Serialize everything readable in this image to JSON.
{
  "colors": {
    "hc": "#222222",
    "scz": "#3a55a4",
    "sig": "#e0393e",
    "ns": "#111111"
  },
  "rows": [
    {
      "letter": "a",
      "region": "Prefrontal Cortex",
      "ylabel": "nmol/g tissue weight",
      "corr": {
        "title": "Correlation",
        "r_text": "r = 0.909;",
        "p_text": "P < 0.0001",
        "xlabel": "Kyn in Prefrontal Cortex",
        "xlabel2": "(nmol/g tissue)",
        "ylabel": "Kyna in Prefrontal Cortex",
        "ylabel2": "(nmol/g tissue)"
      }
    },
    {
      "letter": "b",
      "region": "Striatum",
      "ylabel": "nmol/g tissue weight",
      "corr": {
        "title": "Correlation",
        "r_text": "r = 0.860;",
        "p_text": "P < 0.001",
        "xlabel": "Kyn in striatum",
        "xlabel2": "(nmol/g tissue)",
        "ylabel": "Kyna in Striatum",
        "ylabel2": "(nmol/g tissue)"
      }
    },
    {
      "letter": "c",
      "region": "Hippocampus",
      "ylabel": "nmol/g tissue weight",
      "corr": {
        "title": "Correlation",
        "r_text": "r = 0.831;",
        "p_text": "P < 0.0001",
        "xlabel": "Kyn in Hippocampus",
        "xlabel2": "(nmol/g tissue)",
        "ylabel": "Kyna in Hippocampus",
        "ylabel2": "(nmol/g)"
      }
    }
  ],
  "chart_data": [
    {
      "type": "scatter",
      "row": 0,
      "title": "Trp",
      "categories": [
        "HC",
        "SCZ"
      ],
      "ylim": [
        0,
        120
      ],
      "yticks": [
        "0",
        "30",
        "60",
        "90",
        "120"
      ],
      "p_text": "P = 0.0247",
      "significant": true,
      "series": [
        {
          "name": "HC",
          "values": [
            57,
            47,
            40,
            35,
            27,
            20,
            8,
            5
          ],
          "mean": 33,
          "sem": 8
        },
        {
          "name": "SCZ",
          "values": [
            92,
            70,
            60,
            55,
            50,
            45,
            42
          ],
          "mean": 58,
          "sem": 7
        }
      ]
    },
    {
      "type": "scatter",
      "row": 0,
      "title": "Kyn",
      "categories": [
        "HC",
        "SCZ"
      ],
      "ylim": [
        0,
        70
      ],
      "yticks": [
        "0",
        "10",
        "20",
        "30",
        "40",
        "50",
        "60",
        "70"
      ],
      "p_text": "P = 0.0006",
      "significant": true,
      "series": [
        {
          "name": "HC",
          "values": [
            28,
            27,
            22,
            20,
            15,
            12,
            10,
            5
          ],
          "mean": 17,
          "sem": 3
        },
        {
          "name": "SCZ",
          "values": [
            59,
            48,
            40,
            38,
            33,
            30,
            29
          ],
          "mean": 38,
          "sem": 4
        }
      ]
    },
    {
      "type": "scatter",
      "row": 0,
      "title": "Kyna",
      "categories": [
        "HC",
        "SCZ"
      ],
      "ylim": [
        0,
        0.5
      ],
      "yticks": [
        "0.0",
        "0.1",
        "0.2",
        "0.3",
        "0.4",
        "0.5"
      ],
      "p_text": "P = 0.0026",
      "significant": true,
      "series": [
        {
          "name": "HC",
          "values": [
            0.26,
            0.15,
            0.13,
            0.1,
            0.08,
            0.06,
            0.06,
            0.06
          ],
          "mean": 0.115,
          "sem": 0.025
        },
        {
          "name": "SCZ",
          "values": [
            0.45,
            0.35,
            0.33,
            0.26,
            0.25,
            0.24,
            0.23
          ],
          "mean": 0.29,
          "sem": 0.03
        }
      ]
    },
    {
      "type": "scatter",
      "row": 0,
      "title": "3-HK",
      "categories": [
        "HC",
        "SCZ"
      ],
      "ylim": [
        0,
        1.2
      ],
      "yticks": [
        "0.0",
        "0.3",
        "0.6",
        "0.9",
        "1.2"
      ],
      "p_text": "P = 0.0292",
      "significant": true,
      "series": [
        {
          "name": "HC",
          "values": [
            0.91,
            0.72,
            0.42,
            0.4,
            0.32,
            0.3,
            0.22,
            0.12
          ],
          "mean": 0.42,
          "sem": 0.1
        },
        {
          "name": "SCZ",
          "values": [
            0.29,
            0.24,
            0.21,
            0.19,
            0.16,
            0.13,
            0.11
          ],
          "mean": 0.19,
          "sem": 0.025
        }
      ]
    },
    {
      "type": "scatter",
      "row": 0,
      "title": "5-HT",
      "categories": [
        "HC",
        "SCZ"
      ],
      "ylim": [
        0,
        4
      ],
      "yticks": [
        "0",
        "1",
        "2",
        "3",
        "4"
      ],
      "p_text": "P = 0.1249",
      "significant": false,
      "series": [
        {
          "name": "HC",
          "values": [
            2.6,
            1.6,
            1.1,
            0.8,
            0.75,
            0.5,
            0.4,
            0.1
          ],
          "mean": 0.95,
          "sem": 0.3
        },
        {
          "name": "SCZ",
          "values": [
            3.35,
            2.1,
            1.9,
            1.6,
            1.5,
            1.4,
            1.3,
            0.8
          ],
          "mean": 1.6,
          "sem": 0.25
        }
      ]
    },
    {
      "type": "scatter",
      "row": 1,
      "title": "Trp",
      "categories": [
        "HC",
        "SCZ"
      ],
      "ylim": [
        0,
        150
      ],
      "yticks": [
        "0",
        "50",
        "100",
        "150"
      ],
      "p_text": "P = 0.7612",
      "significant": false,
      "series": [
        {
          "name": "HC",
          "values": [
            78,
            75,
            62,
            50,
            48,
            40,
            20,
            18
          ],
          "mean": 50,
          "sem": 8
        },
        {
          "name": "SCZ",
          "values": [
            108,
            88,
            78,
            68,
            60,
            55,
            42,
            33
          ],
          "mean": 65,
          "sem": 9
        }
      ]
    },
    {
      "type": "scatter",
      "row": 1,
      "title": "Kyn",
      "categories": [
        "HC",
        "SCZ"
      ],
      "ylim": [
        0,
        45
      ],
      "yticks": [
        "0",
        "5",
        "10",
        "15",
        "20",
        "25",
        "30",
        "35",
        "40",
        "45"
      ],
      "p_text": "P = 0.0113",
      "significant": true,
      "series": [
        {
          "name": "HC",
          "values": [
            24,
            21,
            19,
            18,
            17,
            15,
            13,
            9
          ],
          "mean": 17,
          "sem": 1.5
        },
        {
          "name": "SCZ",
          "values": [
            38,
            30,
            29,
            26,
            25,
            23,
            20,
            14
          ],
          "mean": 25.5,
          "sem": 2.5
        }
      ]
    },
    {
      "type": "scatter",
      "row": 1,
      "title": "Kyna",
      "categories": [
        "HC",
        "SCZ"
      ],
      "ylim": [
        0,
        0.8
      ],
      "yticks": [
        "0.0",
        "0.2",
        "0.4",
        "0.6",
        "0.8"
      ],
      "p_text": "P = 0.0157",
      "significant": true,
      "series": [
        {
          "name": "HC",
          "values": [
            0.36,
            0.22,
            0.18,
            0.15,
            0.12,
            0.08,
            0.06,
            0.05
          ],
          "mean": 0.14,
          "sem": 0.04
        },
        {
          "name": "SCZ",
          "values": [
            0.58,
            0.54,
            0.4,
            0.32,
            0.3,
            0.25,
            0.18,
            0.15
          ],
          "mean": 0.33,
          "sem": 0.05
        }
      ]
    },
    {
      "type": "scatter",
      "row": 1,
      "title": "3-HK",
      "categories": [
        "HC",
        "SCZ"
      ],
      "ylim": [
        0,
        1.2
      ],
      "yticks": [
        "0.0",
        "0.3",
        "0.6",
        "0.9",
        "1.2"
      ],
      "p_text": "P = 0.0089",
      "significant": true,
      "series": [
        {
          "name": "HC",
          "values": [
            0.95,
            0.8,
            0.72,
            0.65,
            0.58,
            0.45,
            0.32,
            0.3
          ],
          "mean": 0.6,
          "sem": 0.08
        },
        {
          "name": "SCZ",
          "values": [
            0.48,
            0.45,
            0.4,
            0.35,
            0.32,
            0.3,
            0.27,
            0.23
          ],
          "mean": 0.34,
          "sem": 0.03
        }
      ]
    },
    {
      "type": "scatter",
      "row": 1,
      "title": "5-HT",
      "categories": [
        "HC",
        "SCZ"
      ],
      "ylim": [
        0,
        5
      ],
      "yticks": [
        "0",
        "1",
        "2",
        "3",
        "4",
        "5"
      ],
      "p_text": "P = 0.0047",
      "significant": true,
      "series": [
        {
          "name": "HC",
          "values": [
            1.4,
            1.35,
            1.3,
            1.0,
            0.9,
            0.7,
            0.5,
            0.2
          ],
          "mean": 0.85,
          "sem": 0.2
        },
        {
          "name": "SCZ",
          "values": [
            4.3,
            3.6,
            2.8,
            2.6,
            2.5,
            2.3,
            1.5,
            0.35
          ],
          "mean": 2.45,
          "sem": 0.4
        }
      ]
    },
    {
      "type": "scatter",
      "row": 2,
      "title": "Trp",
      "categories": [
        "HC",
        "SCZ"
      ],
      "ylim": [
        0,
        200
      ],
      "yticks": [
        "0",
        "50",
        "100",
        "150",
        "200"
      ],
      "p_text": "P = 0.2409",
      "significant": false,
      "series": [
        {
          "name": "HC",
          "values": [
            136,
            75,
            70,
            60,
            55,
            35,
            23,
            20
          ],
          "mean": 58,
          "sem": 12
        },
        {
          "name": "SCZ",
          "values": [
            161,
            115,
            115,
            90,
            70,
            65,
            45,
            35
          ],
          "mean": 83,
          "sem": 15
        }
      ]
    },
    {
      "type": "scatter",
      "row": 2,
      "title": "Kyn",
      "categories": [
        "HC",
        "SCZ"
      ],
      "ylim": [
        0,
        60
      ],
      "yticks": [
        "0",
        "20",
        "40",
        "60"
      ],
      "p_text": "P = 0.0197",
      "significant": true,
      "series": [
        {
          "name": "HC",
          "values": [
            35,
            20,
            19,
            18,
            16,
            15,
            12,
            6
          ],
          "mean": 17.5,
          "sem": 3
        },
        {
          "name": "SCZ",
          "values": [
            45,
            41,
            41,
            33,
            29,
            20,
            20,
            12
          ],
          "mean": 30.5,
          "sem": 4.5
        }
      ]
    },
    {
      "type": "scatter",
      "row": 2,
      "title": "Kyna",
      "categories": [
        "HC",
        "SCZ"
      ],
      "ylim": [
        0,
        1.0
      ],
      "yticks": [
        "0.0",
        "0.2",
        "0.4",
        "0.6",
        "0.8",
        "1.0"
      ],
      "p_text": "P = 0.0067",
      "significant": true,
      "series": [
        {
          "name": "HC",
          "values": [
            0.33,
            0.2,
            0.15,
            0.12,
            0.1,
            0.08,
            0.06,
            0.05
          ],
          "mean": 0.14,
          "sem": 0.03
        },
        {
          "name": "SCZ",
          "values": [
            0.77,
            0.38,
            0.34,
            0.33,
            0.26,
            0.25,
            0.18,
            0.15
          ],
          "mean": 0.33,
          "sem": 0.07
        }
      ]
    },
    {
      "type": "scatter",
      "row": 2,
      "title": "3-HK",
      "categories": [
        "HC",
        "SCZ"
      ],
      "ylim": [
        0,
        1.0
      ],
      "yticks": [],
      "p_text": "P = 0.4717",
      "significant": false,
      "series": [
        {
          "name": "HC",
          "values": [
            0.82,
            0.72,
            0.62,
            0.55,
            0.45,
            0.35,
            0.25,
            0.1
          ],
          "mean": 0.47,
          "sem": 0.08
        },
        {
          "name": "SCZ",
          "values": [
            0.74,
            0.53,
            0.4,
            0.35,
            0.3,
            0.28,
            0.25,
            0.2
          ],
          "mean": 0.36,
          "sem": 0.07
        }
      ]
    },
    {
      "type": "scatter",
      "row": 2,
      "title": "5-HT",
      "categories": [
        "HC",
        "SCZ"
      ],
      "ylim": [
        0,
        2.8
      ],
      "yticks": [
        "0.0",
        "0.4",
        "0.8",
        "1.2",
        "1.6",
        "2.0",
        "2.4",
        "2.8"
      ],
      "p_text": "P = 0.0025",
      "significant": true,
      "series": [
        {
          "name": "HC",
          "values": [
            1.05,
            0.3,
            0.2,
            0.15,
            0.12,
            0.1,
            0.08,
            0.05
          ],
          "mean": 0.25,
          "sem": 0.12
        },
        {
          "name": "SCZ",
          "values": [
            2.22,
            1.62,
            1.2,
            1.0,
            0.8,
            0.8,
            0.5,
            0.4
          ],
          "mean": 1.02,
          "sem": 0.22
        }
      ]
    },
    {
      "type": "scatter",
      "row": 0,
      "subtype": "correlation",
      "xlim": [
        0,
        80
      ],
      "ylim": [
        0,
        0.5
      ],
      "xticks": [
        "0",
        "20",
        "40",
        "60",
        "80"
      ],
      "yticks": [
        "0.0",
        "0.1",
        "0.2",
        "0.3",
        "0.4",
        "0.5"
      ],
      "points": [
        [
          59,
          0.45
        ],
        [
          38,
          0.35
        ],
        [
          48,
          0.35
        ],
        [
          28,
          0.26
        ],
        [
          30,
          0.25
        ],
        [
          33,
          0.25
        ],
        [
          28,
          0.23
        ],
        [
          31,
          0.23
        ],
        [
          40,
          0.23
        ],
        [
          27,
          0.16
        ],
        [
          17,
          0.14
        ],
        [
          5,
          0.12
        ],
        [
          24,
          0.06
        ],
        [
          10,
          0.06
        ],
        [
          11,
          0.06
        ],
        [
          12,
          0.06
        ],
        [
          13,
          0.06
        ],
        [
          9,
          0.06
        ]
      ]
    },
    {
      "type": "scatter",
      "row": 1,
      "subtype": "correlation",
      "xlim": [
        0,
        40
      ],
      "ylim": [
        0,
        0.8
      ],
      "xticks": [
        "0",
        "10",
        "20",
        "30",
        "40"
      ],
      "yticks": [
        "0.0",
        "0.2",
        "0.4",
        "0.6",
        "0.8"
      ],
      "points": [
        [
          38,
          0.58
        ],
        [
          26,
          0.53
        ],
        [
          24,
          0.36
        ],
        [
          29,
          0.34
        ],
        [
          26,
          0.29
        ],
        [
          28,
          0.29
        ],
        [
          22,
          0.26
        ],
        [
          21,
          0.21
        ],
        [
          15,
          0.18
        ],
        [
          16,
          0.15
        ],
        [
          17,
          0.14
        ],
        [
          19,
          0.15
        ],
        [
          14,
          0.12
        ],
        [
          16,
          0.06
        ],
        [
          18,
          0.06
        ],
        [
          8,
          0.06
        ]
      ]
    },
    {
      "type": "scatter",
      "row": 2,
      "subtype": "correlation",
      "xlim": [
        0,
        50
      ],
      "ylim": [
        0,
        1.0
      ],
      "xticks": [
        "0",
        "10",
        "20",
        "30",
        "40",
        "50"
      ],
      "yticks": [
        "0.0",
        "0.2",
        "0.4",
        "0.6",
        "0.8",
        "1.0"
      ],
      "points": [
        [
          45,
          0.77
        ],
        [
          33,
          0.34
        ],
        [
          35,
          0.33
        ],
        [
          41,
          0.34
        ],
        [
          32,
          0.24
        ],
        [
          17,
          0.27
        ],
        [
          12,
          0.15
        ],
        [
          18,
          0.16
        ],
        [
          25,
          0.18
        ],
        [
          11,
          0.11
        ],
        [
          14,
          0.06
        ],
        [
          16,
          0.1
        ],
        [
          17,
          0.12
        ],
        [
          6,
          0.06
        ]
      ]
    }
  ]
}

▶ **Work to be completed**: Filter the entries and copy out every line with the word "Prefrontal".

▶ **Finished task**:
      "region": "Prefrontal Cortex",
        "xlabel": "Kyn in Prefrontal Cortex",
        "ylabel": "Kyna in Prefrontal Cortex",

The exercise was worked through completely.